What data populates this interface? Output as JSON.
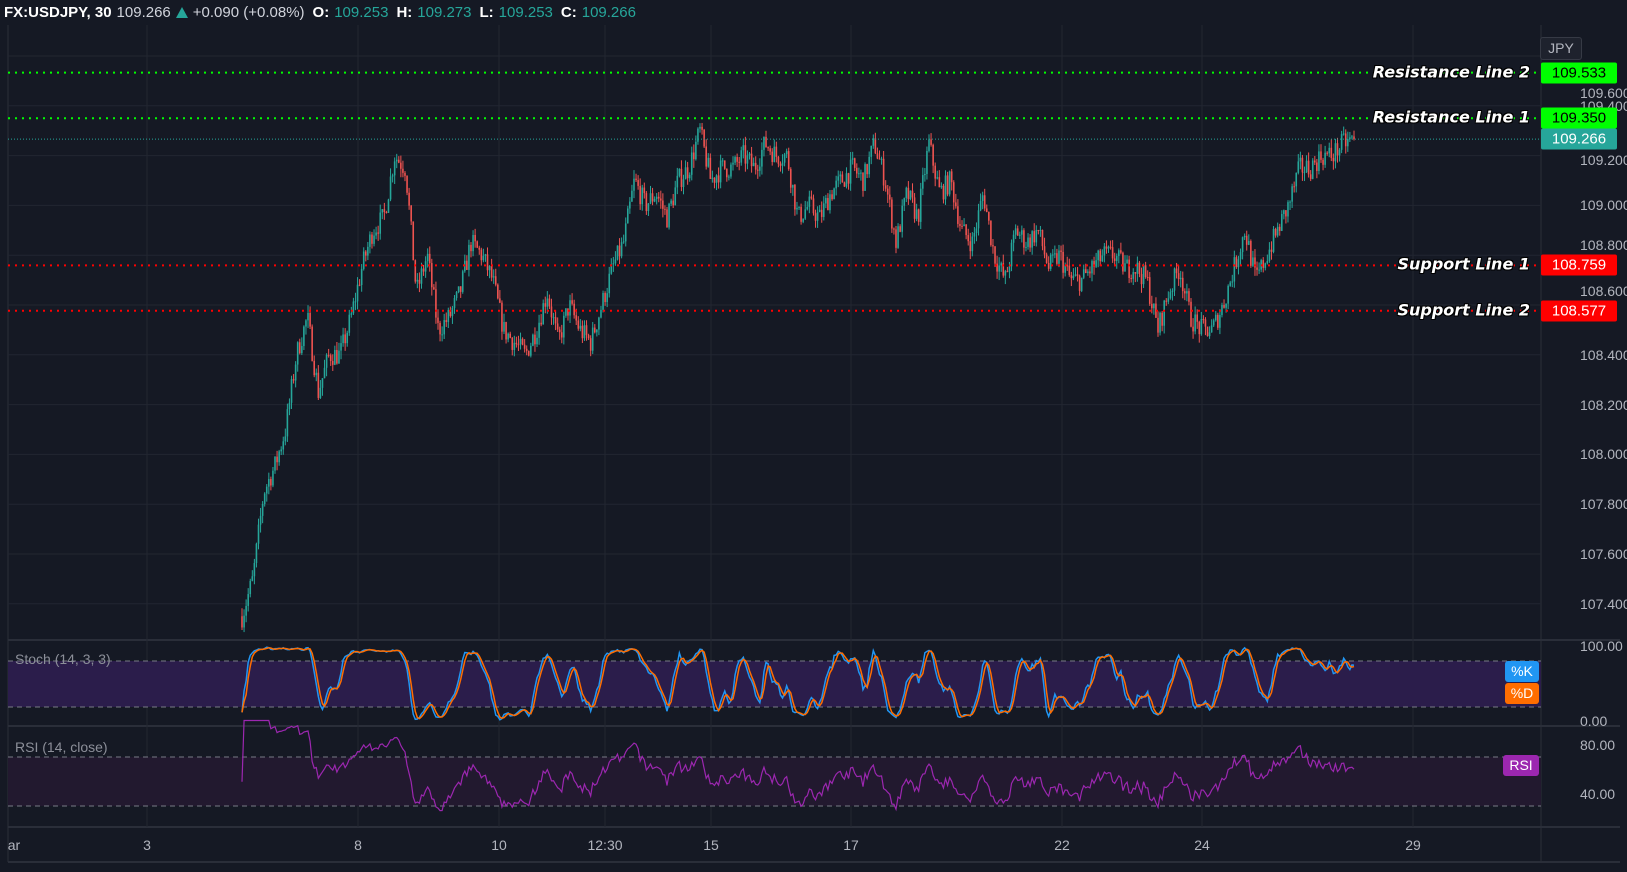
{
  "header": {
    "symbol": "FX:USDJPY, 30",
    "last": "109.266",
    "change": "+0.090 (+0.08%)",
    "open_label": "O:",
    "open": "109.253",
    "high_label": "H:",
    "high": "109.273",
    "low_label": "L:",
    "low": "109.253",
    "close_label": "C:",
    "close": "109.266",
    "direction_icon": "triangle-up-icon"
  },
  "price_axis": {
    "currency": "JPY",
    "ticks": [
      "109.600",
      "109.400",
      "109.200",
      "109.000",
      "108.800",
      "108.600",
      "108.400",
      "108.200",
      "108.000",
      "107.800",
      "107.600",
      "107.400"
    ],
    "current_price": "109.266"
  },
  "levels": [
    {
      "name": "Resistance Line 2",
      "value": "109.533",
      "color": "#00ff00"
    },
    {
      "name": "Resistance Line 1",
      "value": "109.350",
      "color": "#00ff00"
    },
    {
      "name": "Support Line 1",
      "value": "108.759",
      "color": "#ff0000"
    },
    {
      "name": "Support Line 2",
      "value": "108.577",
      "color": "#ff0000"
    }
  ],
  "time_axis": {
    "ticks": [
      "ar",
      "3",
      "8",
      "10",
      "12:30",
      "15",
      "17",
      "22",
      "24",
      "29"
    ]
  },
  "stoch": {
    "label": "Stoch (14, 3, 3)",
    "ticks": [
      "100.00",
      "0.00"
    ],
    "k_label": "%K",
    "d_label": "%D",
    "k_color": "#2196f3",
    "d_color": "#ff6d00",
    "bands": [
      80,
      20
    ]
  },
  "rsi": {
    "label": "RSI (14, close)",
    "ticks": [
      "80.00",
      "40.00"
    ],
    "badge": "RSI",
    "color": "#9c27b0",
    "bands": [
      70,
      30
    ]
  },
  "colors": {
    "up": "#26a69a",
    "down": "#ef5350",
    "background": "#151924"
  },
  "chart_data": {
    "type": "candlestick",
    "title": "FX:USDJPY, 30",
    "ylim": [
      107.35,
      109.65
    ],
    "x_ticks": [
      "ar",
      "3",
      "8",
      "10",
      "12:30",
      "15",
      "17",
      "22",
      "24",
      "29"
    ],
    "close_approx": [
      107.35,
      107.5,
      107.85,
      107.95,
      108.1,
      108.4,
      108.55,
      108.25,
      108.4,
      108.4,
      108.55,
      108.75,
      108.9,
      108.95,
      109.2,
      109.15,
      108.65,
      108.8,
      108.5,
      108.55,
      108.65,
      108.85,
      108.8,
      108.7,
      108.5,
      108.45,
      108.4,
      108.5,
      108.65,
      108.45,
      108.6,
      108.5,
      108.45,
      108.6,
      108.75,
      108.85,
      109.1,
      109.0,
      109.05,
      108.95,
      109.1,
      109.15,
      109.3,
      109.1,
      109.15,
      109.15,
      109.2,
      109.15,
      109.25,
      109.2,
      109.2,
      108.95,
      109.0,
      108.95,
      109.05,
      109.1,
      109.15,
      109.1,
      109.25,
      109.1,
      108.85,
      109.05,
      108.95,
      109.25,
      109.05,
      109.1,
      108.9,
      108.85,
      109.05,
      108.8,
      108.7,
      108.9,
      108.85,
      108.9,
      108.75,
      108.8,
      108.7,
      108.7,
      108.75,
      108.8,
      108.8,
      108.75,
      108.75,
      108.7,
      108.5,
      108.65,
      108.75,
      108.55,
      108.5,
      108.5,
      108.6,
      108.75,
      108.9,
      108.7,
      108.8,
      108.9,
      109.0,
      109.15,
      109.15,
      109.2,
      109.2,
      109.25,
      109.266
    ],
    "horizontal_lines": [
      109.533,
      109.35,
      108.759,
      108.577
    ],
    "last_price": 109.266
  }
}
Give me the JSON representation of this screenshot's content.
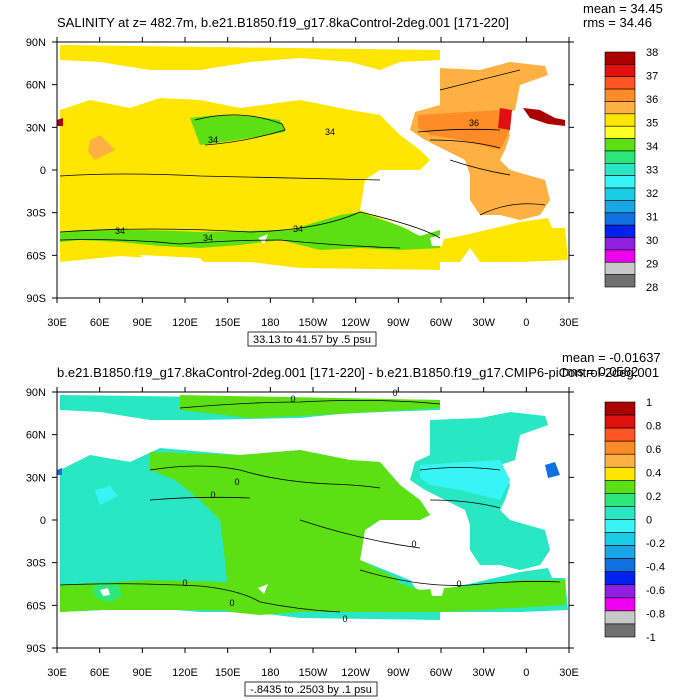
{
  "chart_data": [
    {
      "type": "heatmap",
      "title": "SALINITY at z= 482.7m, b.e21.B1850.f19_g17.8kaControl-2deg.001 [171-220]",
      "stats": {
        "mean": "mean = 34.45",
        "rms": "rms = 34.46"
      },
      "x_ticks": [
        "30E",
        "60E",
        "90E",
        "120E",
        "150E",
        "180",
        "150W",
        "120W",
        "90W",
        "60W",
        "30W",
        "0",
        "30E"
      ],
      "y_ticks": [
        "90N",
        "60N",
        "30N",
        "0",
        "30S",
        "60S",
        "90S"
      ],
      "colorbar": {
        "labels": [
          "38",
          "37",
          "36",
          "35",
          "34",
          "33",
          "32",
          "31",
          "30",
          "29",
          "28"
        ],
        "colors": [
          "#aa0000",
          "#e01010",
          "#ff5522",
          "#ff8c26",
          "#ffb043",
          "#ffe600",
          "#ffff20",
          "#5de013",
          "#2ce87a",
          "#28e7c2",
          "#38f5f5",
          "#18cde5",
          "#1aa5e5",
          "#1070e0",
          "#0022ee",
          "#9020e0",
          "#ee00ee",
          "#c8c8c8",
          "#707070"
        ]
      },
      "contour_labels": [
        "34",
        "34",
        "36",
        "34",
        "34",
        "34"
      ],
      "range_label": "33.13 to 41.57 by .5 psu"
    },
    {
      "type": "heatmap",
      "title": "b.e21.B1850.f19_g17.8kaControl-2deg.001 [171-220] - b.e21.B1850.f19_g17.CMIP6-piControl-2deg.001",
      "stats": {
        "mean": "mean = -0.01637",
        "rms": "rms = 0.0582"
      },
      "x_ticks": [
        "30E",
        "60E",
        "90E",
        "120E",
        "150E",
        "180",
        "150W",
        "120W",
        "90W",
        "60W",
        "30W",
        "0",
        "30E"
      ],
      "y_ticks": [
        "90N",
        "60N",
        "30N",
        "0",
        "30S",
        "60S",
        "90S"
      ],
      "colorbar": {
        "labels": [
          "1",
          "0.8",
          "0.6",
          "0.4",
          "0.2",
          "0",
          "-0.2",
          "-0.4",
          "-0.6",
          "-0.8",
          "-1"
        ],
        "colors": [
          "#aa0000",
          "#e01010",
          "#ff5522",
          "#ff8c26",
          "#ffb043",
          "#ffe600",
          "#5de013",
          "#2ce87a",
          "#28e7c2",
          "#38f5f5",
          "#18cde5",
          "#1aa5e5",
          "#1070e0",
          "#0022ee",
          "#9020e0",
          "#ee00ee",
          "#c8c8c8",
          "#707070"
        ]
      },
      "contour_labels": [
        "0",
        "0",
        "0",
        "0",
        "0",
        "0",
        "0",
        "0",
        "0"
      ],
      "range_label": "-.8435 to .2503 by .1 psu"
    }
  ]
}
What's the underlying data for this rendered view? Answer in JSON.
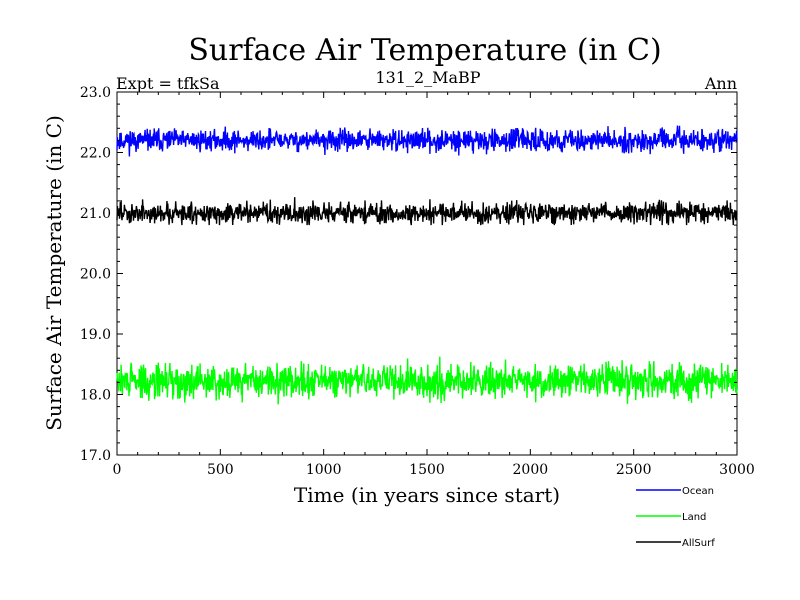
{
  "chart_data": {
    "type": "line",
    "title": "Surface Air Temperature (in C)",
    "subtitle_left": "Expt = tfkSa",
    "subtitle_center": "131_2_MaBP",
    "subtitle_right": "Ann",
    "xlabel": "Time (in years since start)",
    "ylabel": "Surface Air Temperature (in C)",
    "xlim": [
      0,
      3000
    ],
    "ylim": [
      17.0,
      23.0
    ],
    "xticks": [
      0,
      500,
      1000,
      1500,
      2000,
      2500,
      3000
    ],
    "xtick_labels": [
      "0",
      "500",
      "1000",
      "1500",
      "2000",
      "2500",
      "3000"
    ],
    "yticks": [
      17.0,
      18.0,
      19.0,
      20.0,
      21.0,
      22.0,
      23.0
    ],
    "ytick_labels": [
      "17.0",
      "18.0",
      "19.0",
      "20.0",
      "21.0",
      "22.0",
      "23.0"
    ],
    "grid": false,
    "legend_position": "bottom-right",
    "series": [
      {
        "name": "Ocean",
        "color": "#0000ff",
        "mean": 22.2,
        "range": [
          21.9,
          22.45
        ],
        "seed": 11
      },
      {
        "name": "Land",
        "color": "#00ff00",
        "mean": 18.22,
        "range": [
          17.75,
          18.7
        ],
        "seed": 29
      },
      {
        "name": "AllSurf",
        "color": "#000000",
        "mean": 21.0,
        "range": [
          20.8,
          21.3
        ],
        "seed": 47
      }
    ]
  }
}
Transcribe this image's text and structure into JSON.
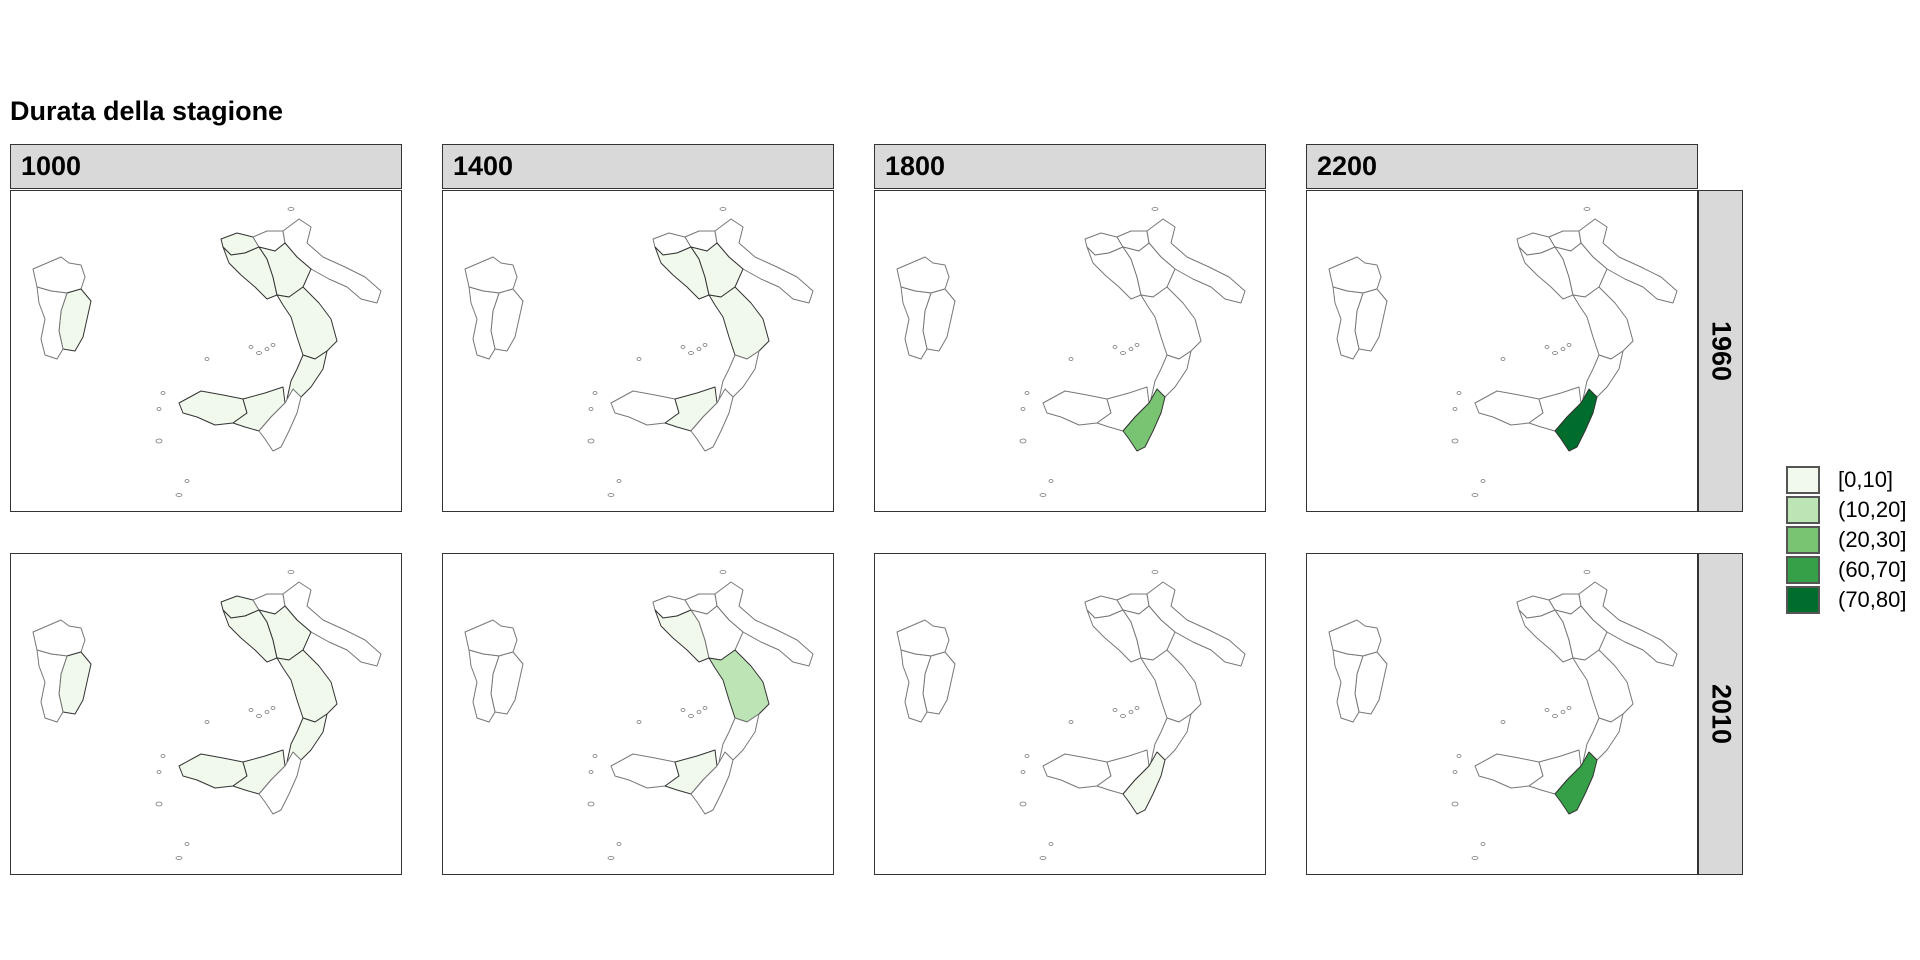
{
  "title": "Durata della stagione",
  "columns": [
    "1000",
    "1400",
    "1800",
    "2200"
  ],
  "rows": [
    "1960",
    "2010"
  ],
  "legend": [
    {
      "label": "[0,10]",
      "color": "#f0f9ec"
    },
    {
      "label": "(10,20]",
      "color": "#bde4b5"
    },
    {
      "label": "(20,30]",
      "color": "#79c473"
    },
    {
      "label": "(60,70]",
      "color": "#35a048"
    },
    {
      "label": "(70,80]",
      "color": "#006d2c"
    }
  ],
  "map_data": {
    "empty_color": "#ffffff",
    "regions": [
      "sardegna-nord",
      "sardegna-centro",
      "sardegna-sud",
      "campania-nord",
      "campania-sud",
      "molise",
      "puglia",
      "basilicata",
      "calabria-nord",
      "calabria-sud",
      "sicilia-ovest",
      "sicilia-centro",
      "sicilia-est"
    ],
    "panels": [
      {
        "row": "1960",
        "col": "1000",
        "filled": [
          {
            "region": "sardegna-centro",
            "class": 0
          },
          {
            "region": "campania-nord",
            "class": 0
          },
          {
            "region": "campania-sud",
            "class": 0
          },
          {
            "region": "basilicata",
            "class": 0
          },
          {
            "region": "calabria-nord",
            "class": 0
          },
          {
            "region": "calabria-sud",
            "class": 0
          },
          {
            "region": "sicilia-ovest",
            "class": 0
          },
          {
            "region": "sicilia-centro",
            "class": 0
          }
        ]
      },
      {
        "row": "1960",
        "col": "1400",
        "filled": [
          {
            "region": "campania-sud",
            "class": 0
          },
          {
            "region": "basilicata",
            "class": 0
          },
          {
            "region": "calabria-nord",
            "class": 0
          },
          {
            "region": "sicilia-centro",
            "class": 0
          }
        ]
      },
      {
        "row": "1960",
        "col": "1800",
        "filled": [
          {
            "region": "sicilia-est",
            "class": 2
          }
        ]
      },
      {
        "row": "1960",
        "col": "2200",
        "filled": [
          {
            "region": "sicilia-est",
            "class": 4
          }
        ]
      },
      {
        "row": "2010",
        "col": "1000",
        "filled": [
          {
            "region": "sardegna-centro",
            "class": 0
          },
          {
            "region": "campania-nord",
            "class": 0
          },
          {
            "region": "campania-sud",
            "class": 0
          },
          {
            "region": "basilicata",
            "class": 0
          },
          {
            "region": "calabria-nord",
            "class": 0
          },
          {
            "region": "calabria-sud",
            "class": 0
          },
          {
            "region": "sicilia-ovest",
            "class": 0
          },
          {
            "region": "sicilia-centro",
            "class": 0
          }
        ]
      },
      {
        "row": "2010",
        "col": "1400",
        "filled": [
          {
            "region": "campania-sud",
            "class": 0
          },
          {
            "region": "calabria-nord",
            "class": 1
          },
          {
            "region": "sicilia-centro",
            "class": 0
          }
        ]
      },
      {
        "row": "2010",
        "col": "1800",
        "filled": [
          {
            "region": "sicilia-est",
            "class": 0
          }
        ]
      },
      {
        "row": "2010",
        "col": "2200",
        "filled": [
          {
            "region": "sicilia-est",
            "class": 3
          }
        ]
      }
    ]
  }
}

Your goal -
Collect every line with the string "sardegna" from the records, and copy each.

Worked solution -
      "sardegna-nord",
      "sardegna-centro",
      "sardegna-sud",
            "region": "sardegna-centro",
            "region": "sardegna-centro",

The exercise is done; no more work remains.